◆ **Given text**

New Blood Biomarker (Abnormal Astrocyte Reactivity) Can Predict If Cognitively Healthy Elderly Will Develop Alzheimer’s Disease

Astrocytes
Why do some people develop Alzheimer’s disease while others do not? And, even more puzzlingly, why do many individuals whose brains are chock-full of toxic amyloid aggregates—a telltale sign of Alzheimer’s brain pathology—never go on to develop Alzheimer’s-associated dementias? University of Pittsburgh School of Medicine researchers appear to have found the answer. Star-shaped brain cells called astrocytes are key to swaying the pendulum in Alzheimer’s disease progression, shows new game-changing research published on May29, 2023 in Nature Medicine. The open-access article is titled “Astrocyte Reactivity Influences Amyloid-Βeta Effects on Tau Pathology in Preclinical Alzheimer’s Disease.” By testing the blood of more than 1,000 cognitively unimpaired elderly people with and without amyloid pathology, the Pitt-led research team found that only those who had a combination of amyloid burden and blood markers of abnormal astrocyte activation, or reactivity, would progress to symptomatic Alzheimer’s in the future, a critical discovery for drug development aimed at halting disease progression.

◆ **Directions for this task**
Answer these questions using the text above on astrocytes and Alzheimer's disease.
(a) Researchers from which school carried out the work?
(b) In which journal was the research published?
(c) How many cognitively unimpaired elderly people had their blood tested?

[Document layout detection data]
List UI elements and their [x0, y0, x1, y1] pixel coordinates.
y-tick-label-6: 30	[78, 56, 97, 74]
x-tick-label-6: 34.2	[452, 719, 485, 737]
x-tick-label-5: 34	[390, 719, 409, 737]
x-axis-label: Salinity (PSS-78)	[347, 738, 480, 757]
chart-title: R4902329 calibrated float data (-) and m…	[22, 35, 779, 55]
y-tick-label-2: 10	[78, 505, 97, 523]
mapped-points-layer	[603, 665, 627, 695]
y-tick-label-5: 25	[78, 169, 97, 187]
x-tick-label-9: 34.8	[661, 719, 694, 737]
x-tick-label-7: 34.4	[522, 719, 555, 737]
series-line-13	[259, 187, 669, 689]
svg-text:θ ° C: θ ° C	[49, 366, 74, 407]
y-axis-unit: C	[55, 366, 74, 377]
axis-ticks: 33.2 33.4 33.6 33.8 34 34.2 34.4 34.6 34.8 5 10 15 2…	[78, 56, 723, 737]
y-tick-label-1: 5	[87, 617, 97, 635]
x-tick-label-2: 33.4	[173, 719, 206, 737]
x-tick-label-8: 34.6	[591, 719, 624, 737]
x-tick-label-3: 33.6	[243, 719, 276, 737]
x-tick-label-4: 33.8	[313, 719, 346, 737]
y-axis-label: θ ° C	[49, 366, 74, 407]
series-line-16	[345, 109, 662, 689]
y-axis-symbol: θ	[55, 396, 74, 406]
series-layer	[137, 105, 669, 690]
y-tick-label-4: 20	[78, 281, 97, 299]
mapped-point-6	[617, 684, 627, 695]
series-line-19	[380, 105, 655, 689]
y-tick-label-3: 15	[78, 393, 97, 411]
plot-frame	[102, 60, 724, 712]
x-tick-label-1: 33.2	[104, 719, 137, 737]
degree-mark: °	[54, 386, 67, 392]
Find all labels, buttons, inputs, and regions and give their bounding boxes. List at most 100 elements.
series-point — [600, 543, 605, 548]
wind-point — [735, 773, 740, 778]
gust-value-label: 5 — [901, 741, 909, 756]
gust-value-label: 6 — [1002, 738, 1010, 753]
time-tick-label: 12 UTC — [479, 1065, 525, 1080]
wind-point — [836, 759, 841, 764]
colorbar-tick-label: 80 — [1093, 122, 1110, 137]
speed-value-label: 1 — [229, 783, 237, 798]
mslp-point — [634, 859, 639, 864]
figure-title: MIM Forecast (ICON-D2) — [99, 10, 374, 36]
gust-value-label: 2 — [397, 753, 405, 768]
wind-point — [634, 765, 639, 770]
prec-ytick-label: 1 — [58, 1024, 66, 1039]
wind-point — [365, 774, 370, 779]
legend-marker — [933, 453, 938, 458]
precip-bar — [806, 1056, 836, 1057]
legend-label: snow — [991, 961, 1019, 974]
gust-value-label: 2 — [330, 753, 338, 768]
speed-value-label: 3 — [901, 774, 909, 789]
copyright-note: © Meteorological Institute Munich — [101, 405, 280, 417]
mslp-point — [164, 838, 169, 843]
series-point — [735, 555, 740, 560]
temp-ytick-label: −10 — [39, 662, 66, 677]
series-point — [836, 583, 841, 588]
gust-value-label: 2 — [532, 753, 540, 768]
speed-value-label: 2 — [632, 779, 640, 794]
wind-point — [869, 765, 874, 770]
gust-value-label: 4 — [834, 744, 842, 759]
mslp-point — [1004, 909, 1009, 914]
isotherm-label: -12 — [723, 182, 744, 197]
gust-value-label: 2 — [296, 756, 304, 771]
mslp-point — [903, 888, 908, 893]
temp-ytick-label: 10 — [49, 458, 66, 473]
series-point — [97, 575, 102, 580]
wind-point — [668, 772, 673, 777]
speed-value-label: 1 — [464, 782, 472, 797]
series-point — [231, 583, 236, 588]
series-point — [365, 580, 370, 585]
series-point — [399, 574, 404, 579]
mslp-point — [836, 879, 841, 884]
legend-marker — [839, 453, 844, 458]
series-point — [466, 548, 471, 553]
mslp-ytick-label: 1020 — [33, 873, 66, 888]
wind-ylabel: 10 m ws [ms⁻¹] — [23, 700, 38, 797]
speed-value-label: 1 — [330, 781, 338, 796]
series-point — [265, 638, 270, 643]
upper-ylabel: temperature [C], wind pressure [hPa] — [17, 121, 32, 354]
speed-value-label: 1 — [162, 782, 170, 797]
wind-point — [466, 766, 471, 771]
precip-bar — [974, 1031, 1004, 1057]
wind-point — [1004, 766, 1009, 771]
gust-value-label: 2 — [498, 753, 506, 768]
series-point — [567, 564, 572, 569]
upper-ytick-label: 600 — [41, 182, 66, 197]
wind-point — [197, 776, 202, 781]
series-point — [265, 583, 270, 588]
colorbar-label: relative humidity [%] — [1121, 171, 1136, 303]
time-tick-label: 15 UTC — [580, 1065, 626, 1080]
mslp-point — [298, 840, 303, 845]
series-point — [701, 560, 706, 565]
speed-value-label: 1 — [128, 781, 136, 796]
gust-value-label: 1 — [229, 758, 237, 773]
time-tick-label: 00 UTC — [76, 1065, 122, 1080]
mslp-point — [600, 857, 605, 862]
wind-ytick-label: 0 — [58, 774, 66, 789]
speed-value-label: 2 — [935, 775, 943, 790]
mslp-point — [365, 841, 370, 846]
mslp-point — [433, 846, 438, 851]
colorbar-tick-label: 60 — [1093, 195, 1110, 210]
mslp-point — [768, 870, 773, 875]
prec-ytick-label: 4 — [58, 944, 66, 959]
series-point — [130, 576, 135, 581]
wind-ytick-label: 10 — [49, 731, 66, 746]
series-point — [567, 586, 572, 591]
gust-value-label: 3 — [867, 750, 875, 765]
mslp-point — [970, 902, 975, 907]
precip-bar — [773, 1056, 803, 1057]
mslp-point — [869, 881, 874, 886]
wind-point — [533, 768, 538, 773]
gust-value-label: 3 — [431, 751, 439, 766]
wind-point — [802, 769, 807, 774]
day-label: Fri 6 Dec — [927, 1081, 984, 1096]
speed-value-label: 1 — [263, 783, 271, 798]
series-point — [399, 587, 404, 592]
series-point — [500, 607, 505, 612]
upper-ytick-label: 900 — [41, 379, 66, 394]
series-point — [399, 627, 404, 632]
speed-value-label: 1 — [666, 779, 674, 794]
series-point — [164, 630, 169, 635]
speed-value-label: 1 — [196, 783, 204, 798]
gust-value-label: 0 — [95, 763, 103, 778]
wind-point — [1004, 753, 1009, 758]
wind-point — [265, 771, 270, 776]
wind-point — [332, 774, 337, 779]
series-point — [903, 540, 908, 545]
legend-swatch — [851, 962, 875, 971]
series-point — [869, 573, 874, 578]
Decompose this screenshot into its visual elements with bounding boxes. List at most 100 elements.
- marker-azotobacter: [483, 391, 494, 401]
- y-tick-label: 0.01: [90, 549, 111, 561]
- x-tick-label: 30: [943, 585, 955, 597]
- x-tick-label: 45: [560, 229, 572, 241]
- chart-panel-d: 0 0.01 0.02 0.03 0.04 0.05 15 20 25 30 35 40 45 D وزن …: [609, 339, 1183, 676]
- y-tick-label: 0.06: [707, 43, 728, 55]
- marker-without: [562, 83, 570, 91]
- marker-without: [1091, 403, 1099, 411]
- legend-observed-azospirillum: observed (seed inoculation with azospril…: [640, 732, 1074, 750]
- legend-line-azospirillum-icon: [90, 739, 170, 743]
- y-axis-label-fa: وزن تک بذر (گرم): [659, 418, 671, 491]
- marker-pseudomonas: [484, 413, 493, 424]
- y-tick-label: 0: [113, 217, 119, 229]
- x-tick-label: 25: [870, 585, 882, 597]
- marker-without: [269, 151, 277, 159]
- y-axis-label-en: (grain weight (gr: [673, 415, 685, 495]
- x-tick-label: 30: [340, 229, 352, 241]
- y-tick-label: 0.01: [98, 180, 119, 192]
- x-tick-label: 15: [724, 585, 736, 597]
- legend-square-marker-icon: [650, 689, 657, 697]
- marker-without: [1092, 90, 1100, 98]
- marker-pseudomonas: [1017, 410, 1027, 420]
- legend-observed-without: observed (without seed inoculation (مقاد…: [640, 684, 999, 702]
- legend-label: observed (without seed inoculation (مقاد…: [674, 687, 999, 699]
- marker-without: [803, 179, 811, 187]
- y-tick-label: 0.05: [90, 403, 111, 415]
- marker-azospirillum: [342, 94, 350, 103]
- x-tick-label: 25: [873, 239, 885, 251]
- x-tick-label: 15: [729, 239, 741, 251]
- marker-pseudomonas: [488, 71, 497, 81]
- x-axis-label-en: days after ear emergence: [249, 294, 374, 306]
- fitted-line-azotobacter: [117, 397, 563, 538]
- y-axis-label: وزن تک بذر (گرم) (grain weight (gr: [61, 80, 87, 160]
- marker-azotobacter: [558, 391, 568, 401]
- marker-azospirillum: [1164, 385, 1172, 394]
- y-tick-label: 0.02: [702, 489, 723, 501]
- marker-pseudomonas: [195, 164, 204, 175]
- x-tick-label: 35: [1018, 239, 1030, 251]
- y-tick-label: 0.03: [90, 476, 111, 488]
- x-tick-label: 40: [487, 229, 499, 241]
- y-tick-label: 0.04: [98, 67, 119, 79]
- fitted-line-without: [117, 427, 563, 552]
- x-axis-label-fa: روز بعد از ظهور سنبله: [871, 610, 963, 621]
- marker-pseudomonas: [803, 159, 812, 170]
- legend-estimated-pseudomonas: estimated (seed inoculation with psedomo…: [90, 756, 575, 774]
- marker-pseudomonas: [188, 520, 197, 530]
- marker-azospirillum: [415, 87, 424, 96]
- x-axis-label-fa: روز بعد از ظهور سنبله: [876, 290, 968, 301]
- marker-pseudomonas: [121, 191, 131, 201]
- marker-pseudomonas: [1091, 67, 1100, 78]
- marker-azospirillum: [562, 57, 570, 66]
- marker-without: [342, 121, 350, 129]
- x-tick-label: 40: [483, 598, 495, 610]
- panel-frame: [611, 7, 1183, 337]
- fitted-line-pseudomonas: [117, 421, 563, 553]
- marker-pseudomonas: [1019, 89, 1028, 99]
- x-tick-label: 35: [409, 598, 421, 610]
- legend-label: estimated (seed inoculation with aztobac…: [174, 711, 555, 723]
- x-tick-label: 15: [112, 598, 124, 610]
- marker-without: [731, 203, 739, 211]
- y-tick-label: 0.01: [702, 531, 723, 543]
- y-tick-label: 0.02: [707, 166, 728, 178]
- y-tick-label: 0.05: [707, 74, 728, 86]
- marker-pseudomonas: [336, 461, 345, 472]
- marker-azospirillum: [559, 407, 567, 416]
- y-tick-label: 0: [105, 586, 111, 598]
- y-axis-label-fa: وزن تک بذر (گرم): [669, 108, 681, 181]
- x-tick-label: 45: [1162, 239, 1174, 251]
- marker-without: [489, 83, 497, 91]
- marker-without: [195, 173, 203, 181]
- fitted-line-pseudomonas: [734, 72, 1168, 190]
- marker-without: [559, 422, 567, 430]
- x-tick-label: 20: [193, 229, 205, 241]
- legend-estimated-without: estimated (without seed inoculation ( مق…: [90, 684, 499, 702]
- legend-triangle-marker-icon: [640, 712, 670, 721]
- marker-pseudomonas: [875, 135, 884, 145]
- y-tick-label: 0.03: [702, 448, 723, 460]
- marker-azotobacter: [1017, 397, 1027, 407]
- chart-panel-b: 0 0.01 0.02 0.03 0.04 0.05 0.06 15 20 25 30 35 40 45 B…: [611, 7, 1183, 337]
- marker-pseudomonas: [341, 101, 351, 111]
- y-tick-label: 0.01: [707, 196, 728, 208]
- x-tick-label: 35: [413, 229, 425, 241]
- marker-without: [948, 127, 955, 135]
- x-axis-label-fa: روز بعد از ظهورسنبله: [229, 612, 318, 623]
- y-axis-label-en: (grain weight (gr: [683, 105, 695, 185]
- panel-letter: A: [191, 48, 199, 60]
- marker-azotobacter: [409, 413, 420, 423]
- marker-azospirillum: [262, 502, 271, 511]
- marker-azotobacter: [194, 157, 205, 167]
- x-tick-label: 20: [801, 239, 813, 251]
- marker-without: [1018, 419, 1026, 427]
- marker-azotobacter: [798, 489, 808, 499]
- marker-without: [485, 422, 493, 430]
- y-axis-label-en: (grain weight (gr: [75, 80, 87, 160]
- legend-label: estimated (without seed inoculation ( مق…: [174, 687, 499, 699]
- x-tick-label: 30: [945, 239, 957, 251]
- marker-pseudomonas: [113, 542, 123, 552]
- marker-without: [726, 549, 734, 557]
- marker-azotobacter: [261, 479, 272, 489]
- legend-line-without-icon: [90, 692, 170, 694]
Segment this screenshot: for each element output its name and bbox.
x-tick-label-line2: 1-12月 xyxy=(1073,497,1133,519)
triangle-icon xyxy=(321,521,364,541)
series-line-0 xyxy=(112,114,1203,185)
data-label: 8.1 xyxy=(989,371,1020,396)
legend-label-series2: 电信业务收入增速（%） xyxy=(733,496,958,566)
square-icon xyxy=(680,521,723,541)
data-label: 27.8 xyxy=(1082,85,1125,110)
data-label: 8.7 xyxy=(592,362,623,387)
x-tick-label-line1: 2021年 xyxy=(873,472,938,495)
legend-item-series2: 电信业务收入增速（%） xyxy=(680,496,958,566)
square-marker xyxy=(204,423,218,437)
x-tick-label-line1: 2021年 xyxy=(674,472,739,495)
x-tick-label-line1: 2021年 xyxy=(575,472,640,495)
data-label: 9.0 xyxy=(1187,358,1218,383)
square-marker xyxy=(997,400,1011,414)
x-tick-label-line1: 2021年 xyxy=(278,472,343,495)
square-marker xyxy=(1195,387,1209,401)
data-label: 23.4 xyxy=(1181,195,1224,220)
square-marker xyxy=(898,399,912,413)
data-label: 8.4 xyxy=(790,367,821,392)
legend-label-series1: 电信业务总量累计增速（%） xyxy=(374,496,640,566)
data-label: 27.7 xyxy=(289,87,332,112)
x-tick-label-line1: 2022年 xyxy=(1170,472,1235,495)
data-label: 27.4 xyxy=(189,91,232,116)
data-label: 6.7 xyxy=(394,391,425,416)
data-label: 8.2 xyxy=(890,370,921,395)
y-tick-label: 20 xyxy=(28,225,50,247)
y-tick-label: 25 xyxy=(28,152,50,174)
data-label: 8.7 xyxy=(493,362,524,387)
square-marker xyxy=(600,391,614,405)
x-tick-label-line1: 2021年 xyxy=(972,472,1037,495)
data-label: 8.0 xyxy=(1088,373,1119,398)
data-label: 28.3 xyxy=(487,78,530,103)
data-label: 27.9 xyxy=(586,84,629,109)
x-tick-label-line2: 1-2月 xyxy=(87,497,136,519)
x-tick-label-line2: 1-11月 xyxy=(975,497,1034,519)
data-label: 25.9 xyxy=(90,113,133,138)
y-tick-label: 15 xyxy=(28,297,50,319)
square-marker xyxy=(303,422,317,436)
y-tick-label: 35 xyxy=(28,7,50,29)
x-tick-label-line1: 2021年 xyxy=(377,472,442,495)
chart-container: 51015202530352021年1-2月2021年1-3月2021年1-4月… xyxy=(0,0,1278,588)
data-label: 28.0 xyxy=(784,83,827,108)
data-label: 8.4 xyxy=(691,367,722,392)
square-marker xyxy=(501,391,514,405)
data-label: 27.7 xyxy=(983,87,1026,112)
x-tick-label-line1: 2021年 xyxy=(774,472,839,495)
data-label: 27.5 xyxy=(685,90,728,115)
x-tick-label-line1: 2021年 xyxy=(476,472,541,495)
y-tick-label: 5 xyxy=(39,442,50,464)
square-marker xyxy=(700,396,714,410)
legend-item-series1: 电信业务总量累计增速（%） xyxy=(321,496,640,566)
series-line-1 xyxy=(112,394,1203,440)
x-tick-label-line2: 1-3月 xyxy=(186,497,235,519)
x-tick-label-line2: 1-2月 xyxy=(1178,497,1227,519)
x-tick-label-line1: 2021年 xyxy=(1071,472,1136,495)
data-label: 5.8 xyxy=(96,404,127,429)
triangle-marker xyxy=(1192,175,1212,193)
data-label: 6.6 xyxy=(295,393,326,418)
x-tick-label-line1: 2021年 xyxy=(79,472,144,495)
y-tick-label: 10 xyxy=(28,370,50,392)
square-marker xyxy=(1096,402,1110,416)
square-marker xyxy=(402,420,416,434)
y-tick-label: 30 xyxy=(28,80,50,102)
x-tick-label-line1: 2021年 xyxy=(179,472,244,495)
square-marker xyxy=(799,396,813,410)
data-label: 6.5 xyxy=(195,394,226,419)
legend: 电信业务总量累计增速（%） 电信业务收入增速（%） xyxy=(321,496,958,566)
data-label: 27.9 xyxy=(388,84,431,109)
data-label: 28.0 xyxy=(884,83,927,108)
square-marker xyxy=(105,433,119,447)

◆ **Your response**
(a) The University of Pittsburgh School of Medicine.
(b) Nature Medicine.
(c) More than 1,000.